Task description: Find the lines below that contain the string "document". Copy each one.

Material provided:
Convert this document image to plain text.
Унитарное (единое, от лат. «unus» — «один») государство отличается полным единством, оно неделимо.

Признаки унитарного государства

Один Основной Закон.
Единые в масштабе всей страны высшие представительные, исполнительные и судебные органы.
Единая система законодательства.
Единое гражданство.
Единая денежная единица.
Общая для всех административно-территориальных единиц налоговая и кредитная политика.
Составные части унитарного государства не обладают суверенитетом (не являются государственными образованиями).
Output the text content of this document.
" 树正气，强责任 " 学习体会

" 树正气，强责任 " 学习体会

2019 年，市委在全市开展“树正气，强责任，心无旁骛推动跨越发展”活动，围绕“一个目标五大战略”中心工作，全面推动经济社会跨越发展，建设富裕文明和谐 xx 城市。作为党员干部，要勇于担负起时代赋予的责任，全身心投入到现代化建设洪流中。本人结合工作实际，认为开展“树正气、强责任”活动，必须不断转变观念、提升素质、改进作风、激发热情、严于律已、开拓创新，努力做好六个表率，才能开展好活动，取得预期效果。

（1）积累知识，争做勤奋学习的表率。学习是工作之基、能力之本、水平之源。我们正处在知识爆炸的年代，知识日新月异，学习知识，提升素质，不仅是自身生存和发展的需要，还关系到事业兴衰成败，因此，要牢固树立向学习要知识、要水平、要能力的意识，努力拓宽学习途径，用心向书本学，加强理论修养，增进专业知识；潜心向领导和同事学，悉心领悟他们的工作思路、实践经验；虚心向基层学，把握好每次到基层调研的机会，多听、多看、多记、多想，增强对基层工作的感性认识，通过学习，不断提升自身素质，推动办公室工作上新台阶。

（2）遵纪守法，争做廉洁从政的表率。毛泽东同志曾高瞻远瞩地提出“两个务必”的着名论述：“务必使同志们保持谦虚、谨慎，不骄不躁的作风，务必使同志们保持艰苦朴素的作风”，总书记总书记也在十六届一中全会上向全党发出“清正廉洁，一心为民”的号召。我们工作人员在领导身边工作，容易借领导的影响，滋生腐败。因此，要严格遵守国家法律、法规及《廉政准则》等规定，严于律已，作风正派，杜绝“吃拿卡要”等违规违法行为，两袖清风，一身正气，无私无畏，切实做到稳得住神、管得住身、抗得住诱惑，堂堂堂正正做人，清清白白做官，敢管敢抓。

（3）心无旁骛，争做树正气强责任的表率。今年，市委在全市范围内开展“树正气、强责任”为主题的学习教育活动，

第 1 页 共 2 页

---

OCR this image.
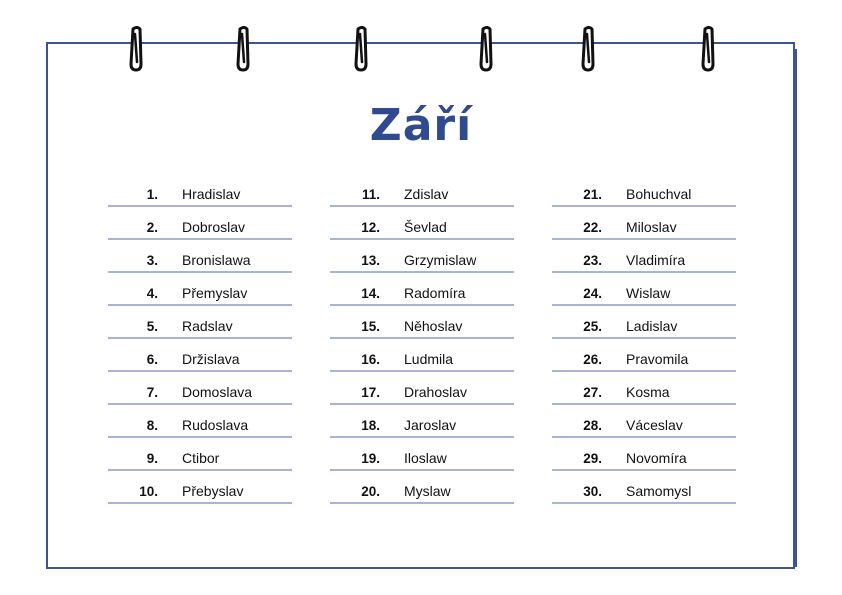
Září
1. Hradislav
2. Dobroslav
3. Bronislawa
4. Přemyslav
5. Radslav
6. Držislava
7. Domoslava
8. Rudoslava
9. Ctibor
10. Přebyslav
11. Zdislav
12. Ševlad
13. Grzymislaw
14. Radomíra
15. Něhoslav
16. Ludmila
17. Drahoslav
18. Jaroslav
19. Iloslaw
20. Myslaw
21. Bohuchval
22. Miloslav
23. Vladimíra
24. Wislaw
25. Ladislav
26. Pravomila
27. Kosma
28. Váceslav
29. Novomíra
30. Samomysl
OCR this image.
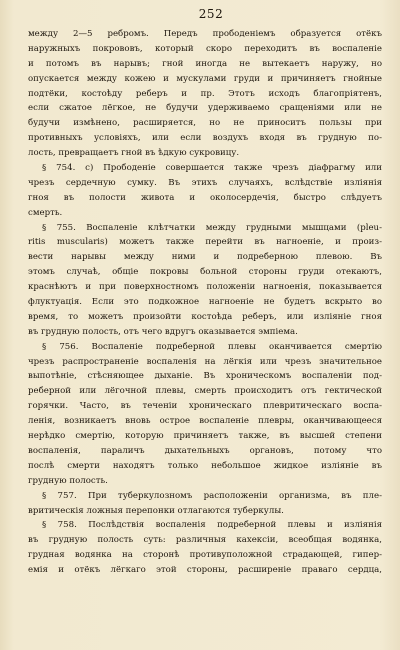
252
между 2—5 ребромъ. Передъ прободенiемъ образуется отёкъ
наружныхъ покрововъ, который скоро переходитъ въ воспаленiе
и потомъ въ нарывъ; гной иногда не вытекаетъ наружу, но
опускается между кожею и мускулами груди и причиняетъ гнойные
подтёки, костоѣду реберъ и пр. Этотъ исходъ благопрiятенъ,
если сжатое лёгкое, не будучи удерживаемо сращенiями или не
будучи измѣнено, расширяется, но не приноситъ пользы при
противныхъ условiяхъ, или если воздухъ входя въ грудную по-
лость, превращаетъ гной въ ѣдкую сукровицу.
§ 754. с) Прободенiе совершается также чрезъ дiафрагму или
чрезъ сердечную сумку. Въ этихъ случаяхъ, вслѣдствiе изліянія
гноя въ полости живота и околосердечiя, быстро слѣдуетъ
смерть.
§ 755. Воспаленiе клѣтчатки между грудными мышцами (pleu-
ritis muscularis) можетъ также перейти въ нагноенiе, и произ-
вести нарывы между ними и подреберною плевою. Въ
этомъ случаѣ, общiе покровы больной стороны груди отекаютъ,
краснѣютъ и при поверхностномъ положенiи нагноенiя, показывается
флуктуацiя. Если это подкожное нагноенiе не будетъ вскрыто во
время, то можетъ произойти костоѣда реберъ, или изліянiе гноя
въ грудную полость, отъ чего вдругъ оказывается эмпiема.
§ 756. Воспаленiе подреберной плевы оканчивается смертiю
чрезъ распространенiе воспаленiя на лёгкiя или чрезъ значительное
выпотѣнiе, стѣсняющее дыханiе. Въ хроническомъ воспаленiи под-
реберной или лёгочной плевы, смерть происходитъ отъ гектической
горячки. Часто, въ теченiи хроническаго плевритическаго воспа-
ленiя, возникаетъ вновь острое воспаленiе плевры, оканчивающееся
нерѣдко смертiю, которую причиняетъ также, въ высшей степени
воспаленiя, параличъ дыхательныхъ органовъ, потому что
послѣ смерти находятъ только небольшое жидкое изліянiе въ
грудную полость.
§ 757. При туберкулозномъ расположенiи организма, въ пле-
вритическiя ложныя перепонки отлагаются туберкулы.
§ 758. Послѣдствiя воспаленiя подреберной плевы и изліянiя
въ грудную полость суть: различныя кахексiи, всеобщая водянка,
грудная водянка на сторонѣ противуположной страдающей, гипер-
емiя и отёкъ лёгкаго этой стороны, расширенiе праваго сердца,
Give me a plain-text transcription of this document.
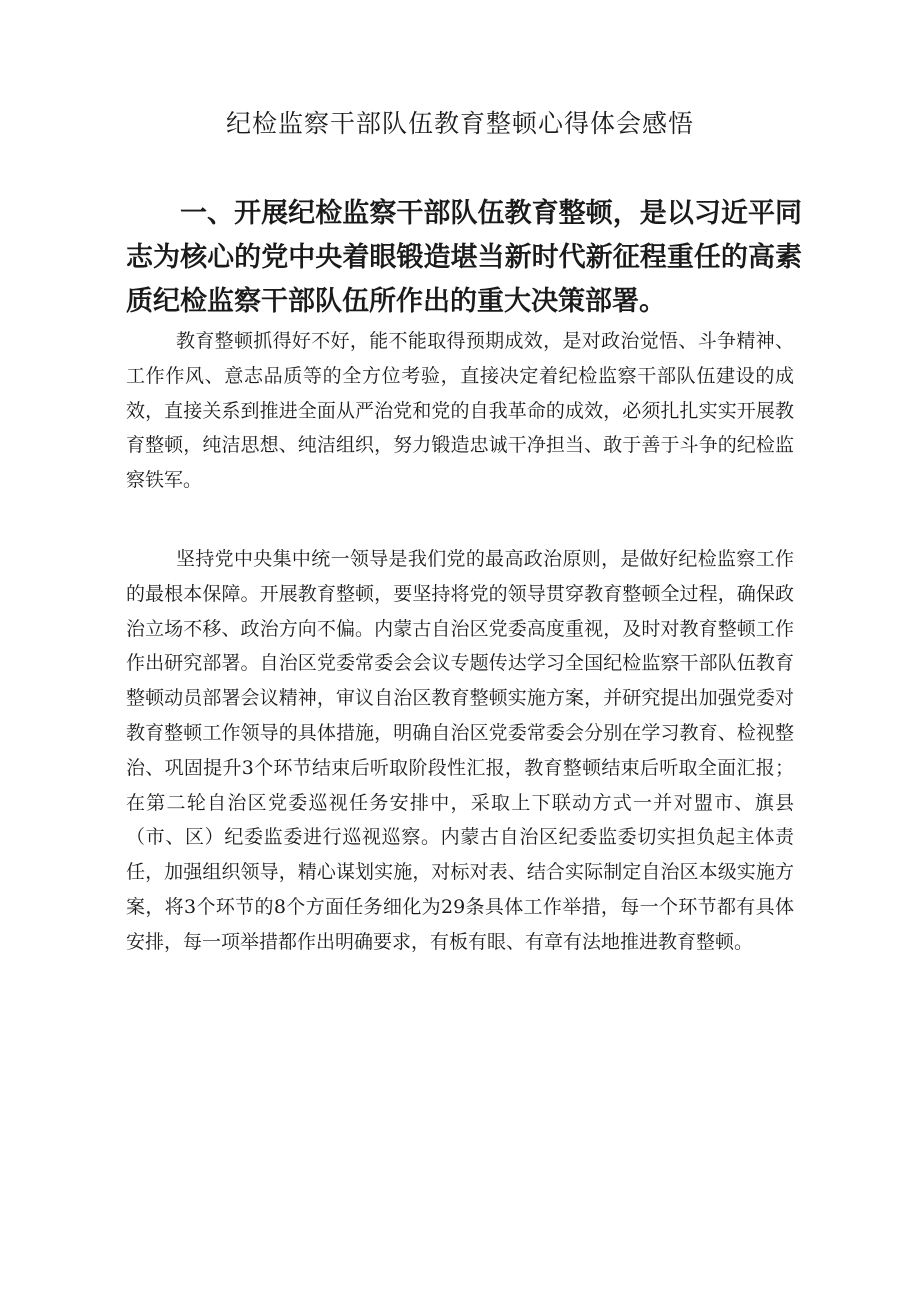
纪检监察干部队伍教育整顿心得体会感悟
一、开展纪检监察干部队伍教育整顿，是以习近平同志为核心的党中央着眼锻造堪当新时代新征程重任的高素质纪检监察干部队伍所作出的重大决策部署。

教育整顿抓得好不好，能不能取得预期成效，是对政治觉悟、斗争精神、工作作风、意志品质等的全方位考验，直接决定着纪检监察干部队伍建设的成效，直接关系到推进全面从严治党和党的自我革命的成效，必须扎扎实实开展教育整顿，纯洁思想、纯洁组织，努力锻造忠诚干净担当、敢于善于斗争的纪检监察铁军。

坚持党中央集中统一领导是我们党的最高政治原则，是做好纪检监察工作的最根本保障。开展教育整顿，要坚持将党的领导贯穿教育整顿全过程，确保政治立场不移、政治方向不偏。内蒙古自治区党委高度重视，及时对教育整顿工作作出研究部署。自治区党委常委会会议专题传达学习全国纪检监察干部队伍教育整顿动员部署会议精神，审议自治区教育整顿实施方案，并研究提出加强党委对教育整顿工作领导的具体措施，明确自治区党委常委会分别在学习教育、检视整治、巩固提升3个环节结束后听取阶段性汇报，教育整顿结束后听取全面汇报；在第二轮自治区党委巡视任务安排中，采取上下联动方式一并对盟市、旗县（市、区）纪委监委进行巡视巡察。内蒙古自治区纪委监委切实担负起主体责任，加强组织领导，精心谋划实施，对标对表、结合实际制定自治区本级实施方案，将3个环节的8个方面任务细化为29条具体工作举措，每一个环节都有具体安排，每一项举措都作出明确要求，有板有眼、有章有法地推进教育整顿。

Task answer:
Convert this document image to plain text.
Output the text content of this document.
Give me a plain-text transcription of this document.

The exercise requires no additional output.